◆ Request:
Would you quote the material below in full and unchanged?

........

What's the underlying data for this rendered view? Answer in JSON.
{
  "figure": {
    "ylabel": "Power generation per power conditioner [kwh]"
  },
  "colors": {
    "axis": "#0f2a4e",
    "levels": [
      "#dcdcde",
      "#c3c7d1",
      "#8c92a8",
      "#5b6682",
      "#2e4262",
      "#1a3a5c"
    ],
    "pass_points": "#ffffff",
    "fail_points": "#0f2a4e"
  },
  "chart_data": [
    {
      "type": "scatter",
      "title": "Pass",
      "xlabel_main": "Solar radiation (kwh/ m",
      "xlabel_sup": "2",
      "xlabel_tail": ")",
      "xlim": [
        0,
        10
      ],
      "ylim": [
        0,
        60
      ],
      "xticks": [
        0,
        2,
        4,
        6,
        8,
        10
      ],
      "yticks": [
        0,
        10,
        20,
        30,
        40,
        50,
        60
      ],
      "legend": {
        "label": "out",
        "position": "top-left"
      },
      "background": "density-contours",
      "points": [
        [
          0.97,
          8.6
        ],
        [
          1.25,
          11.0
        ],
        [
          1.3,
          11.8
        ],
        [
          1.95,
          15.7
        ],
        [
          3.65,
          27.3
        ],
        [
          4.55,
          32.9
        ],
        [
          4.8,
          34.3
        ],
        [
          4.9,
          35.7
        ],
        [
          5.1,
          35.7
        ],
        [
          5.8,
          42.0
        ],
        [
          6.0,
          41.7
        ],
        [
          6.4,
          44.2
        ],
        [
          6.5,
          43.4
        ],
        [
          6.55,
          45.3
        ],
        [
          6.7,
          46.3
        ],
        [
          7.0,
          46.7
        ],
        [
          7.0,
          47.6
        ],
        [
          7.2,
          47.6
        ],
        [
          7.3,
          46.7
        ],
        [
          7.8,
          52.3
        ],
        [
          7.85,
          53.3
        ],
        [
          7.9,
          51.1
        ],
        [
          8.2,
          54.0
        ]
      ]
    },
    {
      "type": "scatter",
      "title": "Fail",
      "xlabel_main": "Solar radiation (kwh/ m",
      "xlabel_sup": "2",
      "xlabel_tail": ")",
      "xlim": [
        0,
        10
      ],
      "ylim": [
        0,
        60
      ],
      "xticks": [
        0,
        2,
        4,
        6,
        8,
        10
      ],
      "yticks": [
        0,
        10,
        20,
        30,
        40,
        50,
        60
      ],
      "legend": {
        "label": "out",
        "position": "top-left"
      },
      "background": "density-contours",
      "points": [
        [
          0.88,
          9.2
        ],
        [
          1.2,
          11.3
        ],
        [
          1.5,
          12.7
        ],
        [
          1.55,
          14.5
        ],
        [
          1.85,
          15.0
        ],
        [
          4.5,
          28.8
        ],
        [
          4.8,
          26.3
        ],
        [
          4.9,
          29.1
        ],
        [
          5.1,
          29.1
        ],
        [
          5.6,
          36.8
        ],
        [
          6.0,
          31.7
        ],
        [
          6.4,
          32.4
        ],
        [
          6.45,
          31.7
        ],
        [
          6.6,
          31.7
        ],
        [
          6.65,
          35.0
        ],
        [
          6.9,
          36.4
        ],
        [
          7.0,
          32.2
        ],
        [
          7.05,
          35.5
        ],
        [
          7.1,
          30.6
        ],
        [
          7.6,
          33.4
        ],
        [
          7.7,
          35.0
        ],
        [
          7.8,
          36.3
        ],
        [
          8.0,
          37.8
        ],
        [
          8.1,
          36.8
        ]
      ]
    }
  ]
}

........

◆ Complete response:
What's the underlying data for this rendered view? Answer in JSON.
{
  "figure": {
    "ylabel": "Power generation per power conditioner [kwh]"
  },
  "colors": {
    "axis": "#0f2a4e",
    "levels": [
      "#dcdcde",
      "#c3c7d1",
      "#8c92a8",
      "#5b6682",
      "#2e4262",
      "#1a3a5c"
    ],
    "pass_points": "#ffffff",
    "fail_points": "#0f2a4e"
  },
  "chart_data": [
    {
      "type": "scatter",
      "title": "Pass",
      "xlabel_main": "Solar radiation (kwh/ m",
      "xlabel_sup": "2",
      "xlabel_tail": ")",
      "xlim": [
        0,
        10
      ],
      "ylim": [
        0,
        60
      ],
      "xticks": [
        0,
        2,
        4,
        6,
        8,
        10
      ],
      "yticks": [
        0,
        10,
        20,
        30,
        40,
        50,
        60
      ],
      "legend": {
        "label": "out",
        "position": "top-left"
      },
      "background": "density-contours",
      "points": [
        [
          0.97,
          8.6
        ],
        [
          1.25,
          11.0
        ],
        [
          1.3,
          11.8
        ],
        [
          1.95,
          15.7
        ],
        [
          3.65,
          27.3
        ],
        [
          4.55,
          32.9
        ],
        [
          4.8,
          34.3
        ],
        [
          4.9,
          35.7
        ],
        [
          5.1,
          35.7
        ],
        [
          5.8,
          42.0
        ],
        [
          6.0,
          41.7
        ],
        [
          6.4,
          44.2
        ],
        [
          6.5,
          43.4
        ],
        [
          6.55,
          45.3
        ],
        [
          6.7,
          46.3
        ],
        [
          7.0,
          46.7
        ],
        [
          7.0,
          47.6
        ],
        [
          7.2,
          47.6
        ],
        [
          7.3,
          46.7
        ],
        [
          7.8,
          52.3
        ],
        [
          7.85,
          53.3
        ],
        [
          7.9,
          51.1
        ],
        [
          8.2,
          54.0
        ]
      ]
    },
    {
      "type": "scatter",
      "title": "Fail",
      "xlabel_main": "Solar radiation (kwh/ m",
      "xlabel_sup": "2",
      "xlabel_tail": ")",
      "xlim": [
        0,
        10
      ],
      "ylim": [
        0,
        60
      ],
      "xticks": [
        0,
        2,
        4,
        6,
        8,
        10
      ],
      "yticks": [
        0,
        10,
        20,
        30,
        40,
        50,
        60
      ],
      "legend": {
        "label": "out",
        "position": "top-left"
      },
      "background": "density-contours",
      "points": [
        [
          0.88,
          9.2
        ],
        [
          1.2,
          11.3
        ],
        [
          1.5,
          12.7
        ],
        [
          1.55,
          14.5
        ],
        [
          1.85,
          15.0
        ],
        [
          4.5,
          28.8
        ],
        [
          4.8,
          26.3
        ],
        [
          4.9,
          29.1
        ],
        [
          5.1,
          29.1
        ],
        [
          5.6,
          36.8
        ],
        [
          6.0,
          31.7
        ],
        [
          6.4,
          32.4
        ],
        [
          6.45,
          31.7
        ],
        [
          6.6,
          31.7
        ],
        [
          6.65,
          35.0
        ],
        [
          6.9,
          36.4
        ],
        [
          7.0,
          32.2
        ],
        [
          7.05,
          35.5
        ],
        [
          7.1,
          30.6
        ],
        [
          7.6,
          33.4
        ],
        [
          7.7,
          35.0
        ],
        [
          7.8,
          36.3
        ],
        [
          8.0,
          37.8
        ],
        [
          8.1,
          36.8
        ]
      ]
    }
  ]
}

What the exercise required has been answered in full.